◆ Records supplied:
** BEGIN **
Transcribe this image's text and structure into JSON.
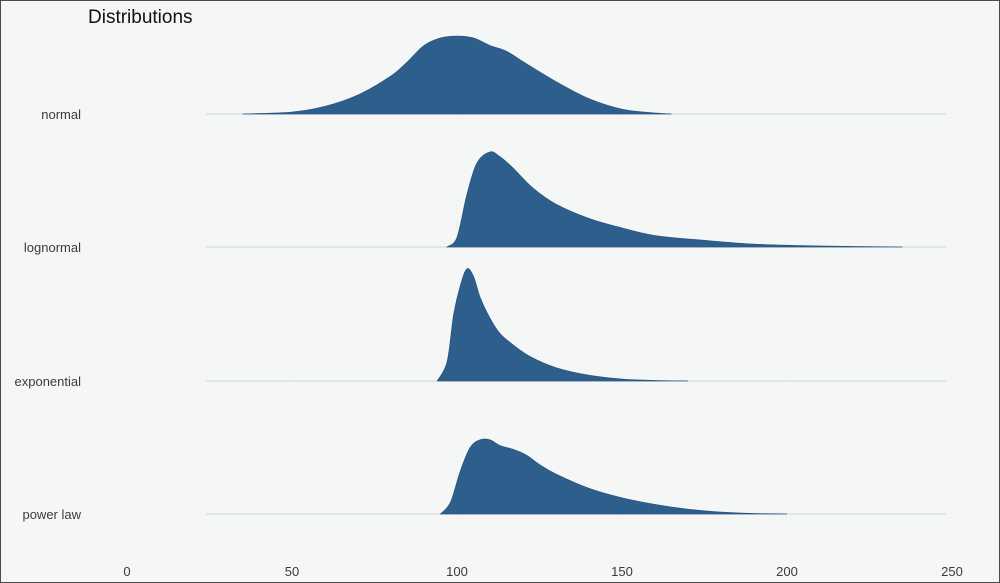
{
  "chart_data": {
    "type": "area",
    "title": "Distributions",
    "xlabel": "",
    "ylabel": "",
    "xlim": [
      0,
      250
    ],
    "x_ticks": [
      0,
      50,
      100,
      150,
      200,
      250
    ],
    "grid": true,
    "color": "#2e5f8c",
    "series": [
      {
        "name": "normal",
        "x": [
          35,
          50,
          60,
          70,
          80,
          85,
          90,
          95,
          100,
          105,
          110,
          115,
          120,
          130,
          140,
          150,
          160,
          165
        ],
        "density": [
          0,
          0.02,
          0.08,
          0.2,
          0.4,
          0.55,
          0.72,
          0.8,
          0.82,
          0.8,
          0.72,
          0.66,
          0.55,
          0.34,
          0.16,
          0.05,
          0.01,
          0
        ]
      },
      {
        "name": "lognormal",
        "x": [
          97,
          100,
          103,
          106,
          110,
          113,
          117,
          123,
          130,
          140,
          150,
          160,
          175,
          190,
          210,
          235
        ],
        "density": [
          0,
          0.1,
          0.55,
          0.88,
          1.0,
          0.95,
          0.83,
          0.62,
          0.45,
          0.3,
          0.2,
          0.12,
          0.07,
          0.03,
          0.01,
          0
        ]
      },
      {
        "name": "exponential",
        "x": [
          94,
          97,
          99,
          101,
          103,
          105,
          107,
          110,
          113,
          117,
          122,
          130,
          140,
          150,
          160,
          170
        ],
        "density": [
          0,
          0.2,
          0.7,
          1.0,
          1.18,
          1.1,
          0.88,
          0.66,
          0.5,
          0.38,
          0.26,
          0.14,
          0.06,
          0.02,
          0.005,
          0
        ]
      },
      {
        "name": "power law",
        "x": [
          95,
          98,
          101,
          104,
          107,
          110,
          113,
          117,
          121,
          125,
          130,
          140,
          150,
          160,
          170,
          180,
          190,
          200
        ],
        "density": [
          0,
          0.12,
          0.45,
          0.7,
          0.78,
          0.78,
          0.72,
          0.68,
          0.62,
          0.52,
          0.42,
          0.27,
          0.17,
          0.1,
          0.05,
          0.02,
          0.005,
          0
        ]
      }
    ]
  }
}
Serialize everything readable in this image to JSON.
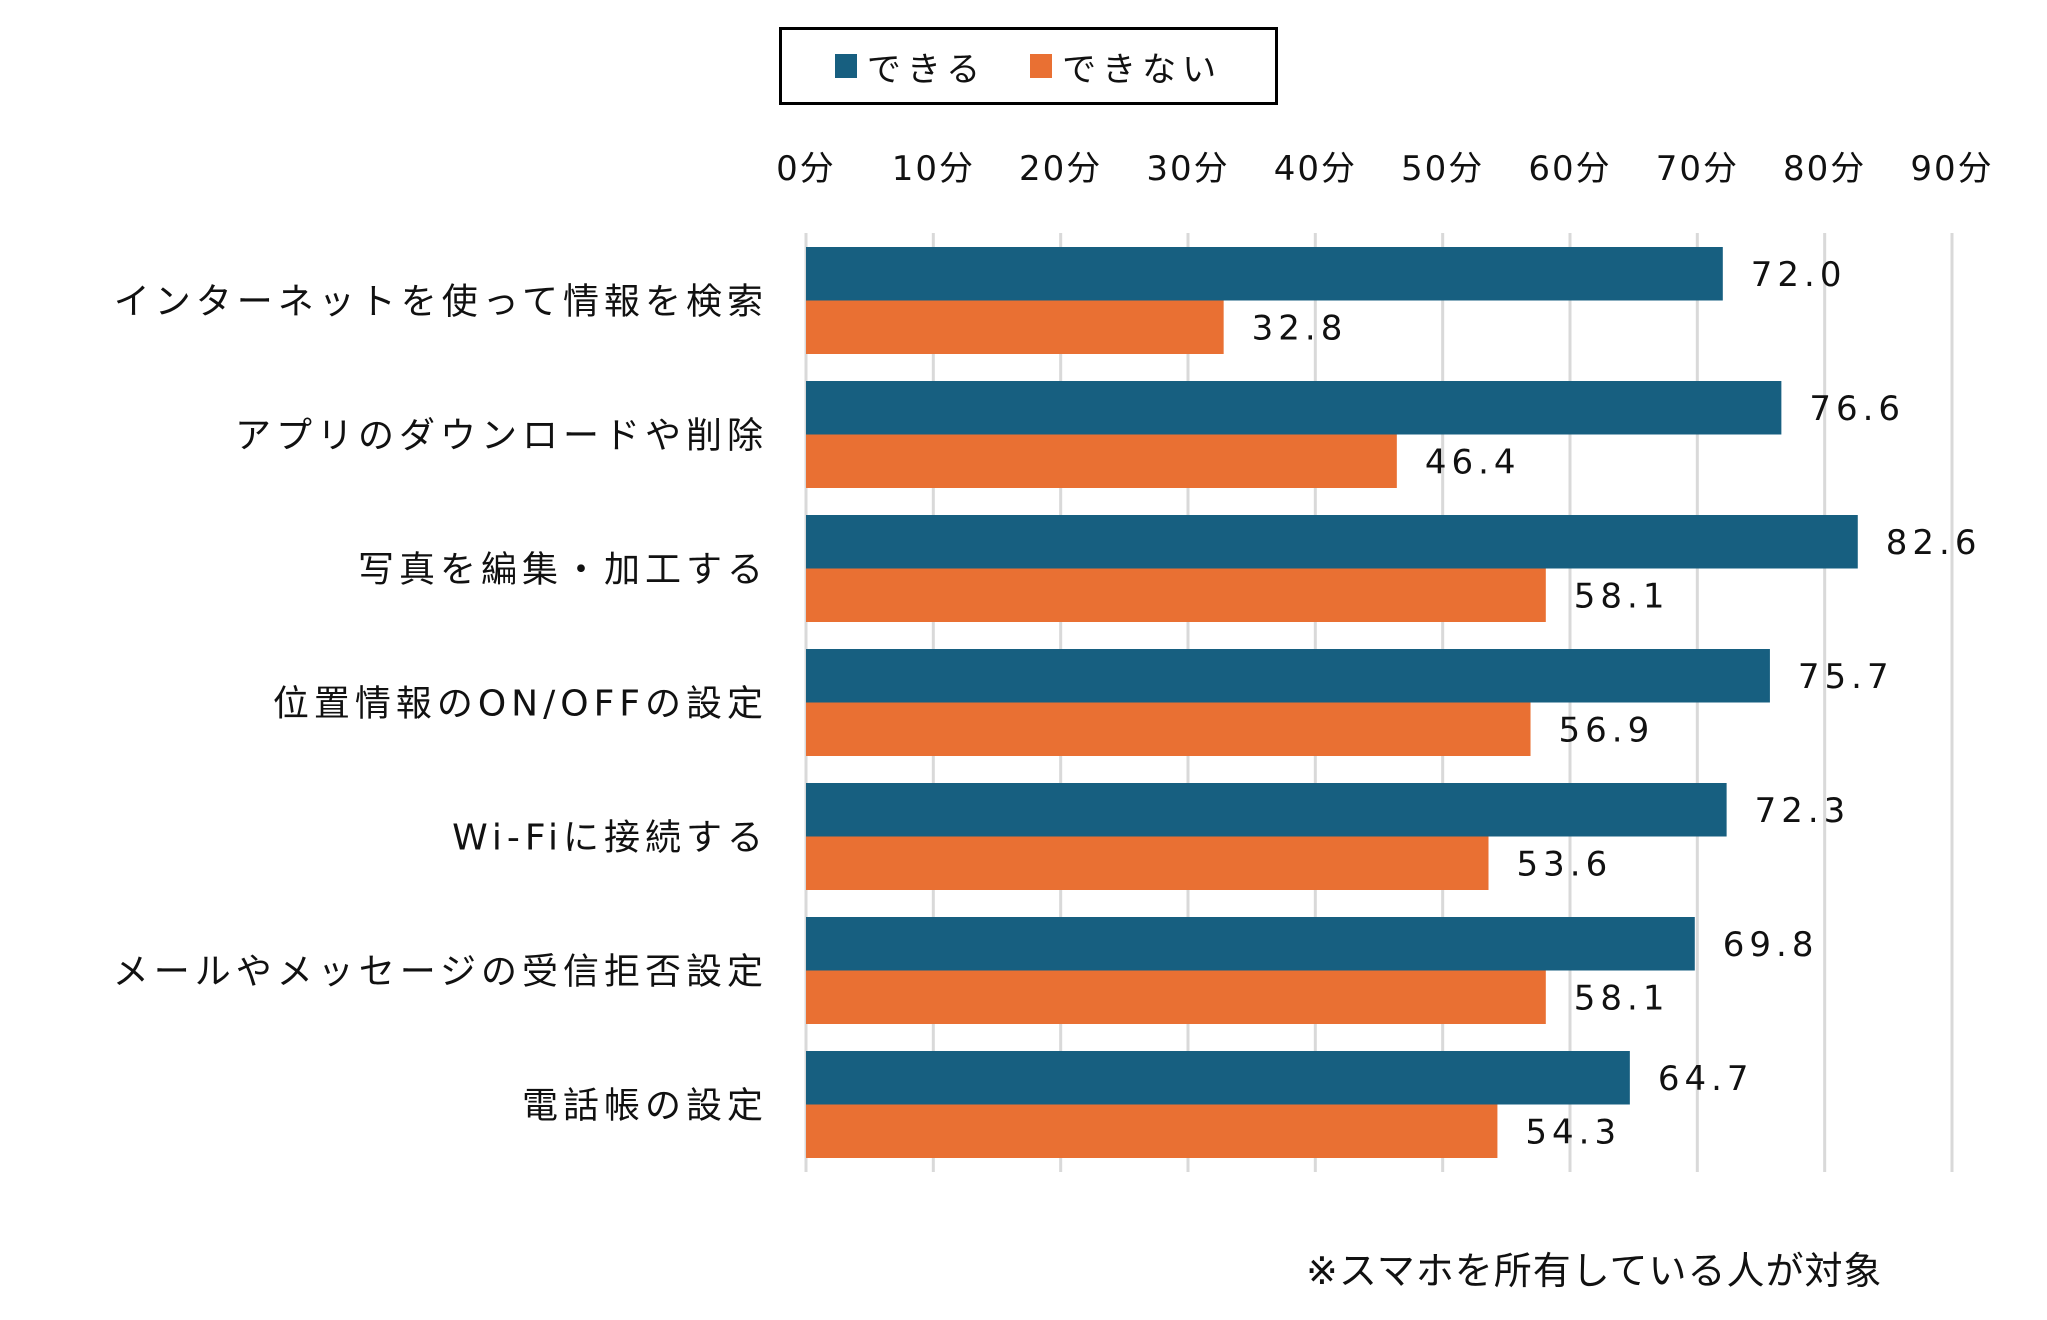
** END **
◆ What is needed: Copy out the whole listing exactly, and don't carry over any pictures.

◆ Response below:
Transcribe this image's text and structure into JSON.
{
  "chart_data": {
    "type": "area",
    "title": "Distributions",
    "xlabel": "",
    "ylabel": "",
    "xlim": [
      0,
      250
    ],
    "x_ticks": [
      0,
      50,
      100,
      150,
      200,
      250
    ],
    "grid": true,
    "color": "#2e5f8c",
    "series": [
      {
        "name": "normal",
        "x": [
          35,
          50,
          60,
          70,
          80,
          85,
          90,
          95,
          100,
          105,
          110,
          115,
          120,
          130,
          140,
          150,
          160,
          165
        ],
        "density": [
          0,
          0.02,
          0.08,
          0.2,
          0.4,
          0.55,
          0.72,
          0.8,
          0.82,
          0.8,
          0.72,
          0.66,
          0.55,
          0.34,
          0.16,
          0.05,
          0.01,
          0
        ]
      },
      {
        "name": "lognormal",
        "x": [
          97,
          100,
          103,
          106,
          110,
          113,
          117,
          123,
          130,
          140,
          150,
          160,
          175,
          190,
          210,
          235
        ],
        "density": [
          0,
          0.1,
          0.55,
          0.88,
          1.0,
          0.95,
          0.83,
          0.62,
          0.45,
          0.3,
          0.2,
          0.12,
          0.07,
          0.03,
          0.01,
          0
        ]
      },
      {
        "name": "exponential",
        "x": [
          94,
          97,
          99,
          101,
          103,
          105,
          107,
          110,
          113,
          117,
          122,
          130,
          140,
          150,
          160,
          170
        ],
        "density": [
          0,
          0.2,
          0.7,
          1.0,
          1.18,
          1.1,
          0.88,
          0.66,
          0.5,
          0.38,
          0.26,
          0.14,
          0.06,
          0.02,
          0.005,
          0
        ]
      },
      {
        "name": "power law",
        "x": [
          95,
          98,
          101,
          104,
          107,
          110,
          113,
          117,
          121,
          125,
          130,
          140,
          150,
          160,
          170,
          180,
          190,
          200
        ],
        "density": [
          0,
          0.12,
          0.45,
          0.7,
          0.78,
          0.78,
          0.72,
          0.68,
          0.62,
          0.52,
          0.42,
          0.27,
          0.17,
          0.1,
          0.05,
          0.02,
          0.005,
          0
        ]
      }
    ]
  }
}
Serialize everything readable in this image to JSON.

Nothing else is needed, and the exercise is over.